Provided data:
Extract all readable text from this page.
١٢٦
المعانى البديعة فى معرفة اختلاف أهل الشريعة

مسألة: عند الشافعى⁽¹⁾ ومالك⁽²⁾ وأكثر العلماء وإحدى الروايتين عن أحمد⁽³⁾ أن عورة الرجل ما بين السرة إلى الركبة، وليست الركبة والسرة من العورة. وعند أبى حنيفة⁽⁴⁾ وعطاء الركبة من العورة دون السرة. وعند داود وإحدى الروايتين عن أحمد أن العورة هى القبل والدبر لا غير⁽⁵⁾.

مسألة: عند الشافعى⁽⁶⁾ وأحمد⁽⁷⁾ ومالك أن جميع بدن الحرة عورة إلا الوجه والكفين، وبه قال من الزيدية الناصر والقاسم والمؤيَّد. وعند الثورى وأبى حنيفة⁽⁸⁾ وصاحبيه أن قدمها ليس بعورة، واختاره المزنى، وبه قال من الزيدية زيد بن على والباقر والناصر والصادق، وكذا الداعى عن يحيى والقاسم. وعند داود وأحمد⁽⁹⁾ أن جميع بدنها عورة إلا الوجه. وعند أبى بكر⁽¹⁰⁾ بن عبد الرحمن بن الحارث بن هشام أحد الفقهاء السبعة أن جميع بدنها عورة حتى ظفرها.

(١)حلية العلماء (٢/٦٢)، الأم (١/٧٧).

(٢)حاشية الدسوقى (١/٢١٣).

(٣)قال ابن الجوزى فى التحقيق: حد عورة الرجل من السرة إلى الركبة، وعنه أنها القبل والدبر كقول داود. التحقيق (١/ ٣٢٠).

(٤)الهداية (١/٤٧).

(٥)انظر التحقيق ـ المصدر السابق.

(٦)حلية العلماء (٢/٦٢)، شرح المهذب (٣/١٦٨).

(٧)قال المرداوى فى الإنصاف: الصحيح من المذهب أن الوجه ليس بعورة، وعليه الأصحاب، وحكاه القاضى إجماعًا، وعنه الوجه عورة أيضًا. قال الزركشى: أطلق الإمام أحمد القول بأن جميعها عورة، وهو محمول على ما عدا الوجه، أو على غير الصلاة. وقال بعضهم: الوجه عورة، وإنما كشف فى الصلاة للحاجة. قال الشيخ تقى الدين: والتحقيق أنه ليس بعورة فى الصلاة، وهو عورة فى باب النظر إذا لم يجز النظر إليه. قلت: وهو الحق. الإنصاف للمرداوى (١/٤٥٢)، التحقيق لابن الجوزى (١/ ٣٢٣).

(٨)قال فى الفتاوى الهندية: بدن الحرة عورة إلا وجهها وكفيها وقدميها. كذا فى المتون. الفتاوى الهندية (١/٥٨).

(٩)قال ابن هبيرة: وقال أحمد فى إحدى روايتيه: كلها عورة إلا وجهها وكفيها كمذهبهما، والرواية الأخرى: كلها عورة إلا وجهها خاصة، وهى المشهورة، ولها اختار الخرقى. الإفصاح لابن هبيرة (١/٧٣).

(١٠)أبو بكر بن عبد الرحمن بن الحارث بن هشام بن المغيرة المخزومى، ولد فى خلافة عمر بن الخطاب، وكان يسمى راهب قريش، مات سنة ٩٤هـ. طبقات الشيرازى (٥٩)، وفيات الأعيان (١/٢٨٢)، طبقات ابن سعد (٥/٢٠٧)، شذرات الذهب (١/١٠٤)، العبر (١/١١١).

Task details:
Pick out lines containing the word "الحرة", each one as written.

Exercise output:
مسألة: عند الشافعى⁽⁶⁾ وأحمد⁽⁷⁾ ومالك أن جميع بدن الحرة عورة إلا الوجه والكفين، وبه قال من الزيدية الناصر والقاسم والمؤيَّد. وعند الثورى وأبى حنيفة⁽⁸⁾ وصاحبيه أن قدمها ليس بعورة، واختاره المزنى، وبه قال من الزيدية زيد بن على والباقر والناصر والصادق، وكذا الداعى عن يحيى والقاسم. وعند داود وأحمد⁽⁹⁾ أن جميع بدنها عورة إلا الوجه. وعند أبى بكر⁽¹⁰⁾ بن عبد الرحمن بن الحارث بن هشام أحد الفقهاء السبعة أن جميع بدنها عورة حتى ظفرها.
(٨)قال فى الفتاوى الهندية: بدن الحرة عورة إلا وجهها وكفيها وقدميها. كذا فى المتون. الفتاوى الهندية (١/٥٨).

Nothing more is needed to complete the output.